◆ **REQUIREMENTS**
Identify the lines that include the word "ylabel", then copy all of them.
═════ DATASET EXTRACT ═════
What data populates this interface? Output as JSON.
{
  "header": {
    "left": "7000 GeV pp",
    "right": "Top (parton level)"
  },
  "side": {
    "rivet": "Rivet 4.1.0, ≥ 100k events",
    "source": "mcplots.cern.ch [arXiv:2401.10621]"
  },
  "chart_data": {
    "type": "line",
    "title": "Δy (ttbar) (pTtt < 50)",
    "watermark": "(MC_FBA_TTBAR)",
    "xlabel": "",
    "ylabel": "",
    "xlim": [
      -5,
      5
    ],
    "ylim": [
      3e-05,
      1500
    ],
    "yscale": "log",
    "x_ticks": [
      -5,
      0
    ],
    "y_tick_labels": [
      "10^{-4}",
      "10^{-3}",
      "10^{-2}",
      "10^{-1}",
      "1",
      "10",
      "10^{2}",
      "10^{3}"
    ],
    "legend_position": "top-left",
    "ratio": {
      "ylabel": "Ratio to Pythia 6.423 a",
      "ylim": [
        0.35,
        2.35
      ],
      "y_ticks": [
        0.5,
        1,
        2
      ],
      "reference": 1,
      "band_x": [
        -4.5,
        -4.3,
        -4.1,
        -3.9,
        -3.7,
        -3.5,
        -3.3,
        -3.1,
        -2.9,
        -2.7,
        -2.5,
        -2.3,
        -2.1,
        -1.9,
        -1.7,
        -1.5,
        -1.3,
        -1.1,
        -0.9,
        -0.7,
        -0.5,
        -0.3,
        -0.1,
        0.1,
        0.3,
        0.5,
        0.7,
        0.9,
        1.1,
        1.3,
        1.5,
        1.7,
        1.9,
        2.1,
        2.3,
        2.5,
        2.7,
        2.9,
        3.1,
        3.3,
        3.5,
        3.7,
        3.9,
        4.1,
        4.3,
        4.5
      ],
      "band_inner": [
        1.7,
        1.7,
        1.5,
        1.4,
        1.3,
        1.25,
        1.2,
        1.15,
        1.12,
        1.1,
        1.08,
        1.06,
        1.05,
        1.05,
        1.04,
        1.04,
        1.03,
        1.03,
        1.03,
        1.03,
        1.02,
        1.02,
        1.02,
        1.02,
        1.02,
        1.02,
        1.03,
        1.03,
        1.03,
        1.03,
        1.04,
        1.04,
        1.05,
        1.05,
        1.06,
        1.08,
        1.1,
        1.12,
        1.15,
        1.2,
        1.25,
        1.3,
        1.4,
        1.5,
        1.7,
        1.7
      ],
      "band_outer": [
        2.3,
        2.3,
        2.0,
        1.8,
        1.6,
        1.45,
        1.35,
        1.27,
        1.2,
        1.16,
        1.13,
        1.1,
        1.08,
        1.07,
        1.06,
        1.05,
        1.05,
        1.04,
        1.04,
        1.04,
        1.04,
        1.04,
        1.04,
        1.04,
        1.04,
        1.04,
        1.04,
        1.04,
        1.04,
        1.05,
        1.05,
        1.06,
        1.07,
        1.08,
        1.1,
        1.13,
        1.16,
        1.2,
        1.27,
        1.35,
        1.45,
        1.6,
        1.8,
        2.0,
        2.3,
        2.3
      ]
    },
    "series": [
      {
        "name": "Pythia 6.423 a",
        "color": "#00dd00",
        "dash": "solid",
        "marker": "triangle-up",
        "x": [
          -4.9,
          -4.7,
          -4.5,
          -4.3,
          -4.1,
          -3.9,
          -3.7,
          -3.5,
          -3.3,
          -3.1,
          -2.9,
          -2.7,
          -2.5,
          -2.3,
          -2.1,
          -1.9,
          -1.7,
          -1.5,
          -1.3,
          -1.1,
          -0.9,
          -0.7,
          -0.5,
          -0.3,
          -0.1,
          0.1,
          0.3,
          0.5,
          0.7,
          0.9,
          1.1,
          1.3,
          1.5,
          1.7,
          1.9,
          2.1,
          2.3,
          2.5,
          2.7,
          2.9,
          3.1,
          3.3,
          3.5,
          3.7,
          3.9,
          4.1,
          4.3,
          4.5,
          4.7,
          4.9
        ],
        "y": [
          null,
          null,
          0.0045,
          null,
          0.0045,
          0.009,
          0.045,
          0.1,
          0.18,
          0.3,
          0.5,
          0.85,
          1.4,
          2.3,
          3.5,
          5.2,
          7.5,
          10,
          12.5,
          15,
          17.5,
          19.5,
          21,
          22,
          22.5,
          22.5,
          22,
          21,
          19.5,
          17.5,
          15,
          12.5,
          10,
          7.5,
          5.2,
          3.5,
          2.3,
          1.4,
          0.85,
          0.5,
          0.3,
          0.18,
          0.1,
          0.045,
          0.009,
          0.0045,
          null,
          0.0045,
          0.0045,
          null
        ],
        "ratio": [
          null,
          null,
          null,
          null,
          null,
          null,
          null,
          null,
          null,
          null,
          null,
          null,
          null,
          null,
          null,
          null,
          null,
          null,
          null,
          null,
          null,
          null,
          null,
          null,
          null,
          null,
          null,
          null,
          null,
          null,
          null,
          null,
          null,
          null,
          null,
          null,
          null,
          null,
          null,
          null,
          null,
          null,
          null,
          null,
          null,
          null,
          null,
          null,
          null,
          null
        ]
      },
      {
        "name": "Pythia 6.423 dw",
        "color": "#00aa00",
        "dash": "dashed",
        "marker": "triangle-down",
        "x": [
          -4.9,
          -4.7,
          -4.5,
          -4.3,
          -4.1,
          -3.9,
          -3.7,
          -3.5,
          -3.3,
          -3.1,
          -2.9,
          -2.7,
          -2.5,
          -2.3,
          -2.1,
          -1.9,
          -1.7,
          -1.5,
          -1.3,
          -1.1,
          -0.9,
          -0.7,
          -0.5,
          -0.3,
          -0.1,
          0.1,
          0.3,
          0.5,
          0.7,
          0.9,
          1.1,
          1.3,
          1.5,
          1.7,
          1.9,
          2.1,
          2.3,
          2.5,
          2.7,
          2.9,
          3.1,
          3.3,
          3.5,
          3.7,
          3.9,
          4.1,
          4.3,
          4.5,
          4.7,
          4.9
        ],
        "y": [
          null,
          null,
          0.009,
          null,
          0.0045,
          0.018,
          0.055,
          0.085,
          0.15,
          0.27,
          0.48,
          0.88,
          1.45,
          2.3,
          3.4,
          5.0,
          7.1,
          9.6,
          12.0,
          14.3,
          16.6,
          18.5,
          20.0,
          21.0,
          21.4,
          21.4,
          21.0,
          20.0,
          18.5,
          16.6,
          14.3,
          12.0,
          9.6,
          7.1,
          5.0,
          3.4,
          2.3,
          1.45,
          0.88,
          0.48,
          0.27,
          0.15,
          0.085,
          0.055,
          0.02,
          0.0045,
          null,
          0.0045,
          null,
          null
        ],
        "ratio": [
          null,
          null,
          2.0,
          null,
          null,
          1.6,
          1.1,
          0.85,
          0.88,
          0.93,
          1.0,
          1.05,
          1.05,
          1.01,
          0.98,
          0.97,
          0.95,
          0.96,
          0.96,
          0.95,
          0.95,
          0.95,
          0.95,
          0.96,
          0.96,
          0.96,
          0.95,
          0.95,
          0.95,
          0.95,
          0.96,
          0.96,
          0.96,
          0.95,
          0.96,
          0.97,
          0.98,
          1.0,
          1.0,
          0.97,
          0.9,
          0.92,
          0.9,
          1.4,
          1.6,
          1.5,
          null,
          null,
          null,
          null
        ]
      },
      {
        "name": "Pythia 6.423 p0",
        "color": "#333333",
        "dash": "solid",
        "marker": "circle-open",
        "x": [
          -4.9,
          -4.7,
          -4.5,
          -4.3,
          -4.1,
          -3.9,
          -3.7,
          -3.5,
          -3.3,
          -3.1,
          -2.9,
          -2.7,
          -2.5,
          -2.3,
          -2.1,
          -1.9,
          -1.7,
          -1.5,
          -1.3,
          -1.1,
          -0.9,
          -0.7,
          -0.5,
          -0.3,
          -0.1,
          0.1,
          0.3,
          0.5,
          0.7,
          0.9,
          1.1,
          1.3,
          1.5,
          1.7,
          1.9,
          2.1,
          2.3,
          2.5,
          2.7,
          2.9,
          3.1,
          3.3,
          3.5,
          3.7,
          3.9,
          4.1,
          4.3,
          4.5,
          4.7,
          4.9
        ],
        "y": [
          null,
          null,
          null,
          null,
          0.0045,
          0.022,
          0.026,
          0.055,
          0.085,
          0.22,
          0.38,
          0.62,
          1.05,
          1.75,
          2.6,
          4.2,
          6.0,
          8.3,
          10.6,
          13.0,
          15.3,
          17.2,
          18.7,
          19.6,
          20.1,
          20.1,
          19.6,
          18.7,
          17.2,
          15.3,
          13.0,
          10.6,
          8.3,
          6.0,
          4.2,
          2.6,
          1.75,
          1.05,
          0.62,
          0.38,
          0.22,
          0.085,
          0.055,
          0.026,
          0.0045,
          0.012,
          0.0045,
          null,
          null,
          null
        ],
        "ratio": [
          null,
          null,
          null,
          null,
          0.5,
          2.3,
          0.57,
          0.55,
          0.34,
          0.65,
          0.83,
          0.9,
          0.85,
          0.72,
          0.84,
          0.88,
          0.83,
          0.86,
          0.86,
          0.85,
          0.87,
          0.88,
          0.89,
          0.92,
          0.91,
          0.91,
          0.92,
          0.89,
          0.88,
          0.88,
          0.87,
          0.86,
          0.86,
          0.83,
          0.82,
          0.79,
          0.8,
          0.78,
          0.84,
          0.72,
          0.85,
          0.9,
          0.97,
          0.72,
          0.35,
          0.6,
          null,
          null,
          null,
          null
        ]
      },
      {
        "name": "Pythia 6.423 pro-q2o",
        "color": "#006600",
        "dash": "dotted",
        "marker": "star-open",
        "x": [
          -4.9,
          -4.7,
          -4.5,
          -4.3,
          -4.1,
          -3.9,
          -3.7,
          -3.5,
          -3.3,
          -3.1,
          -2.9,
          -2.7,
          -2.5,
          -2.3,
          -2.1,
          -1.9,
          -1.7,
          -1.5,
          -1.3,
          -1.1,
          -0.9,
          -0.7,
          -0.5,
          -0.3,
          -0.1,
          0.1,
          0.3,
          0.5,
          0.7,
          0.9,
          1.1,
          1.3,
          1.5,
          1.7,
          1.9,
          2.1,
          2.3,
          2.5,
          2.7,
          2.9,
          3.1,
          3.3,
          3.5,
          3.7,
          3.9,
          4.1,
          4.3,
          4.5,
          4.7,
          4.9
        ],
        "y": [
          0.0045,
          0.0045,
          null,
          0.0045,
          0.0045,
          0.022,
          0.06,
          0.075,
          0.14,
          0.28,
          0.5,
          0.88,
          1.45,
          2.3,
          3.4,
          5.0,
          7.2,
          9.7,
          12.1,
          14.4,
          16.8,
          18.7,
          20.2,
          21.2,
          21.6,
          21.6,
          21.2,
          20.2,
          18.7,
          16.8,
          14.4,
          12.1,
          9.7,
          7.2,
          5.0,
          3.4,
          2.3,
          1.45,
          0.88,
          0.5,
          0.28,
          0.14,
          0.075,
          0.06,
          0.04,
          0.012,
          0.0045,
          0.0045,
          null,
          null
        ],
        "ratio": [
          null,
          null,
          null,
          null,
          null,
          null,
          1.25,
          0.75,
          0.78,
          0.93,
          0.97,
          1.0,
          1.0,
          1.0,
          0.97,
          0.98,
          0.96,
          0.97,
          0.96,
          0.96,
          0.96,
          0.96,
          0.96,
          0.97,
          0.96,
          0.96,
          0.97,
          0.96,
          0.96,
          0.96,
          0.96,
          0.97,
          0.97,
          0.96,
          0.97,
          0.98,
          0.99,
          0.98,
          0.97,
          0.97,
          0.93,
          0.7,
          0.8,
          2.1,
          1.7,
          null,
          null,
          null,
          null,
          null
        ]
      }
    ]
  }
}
═════
◆ **SOLUTION TO THIS PROBLEM**
    "ylabel": "",
      "ylabel": "Ratio to Pythia 6.423 a",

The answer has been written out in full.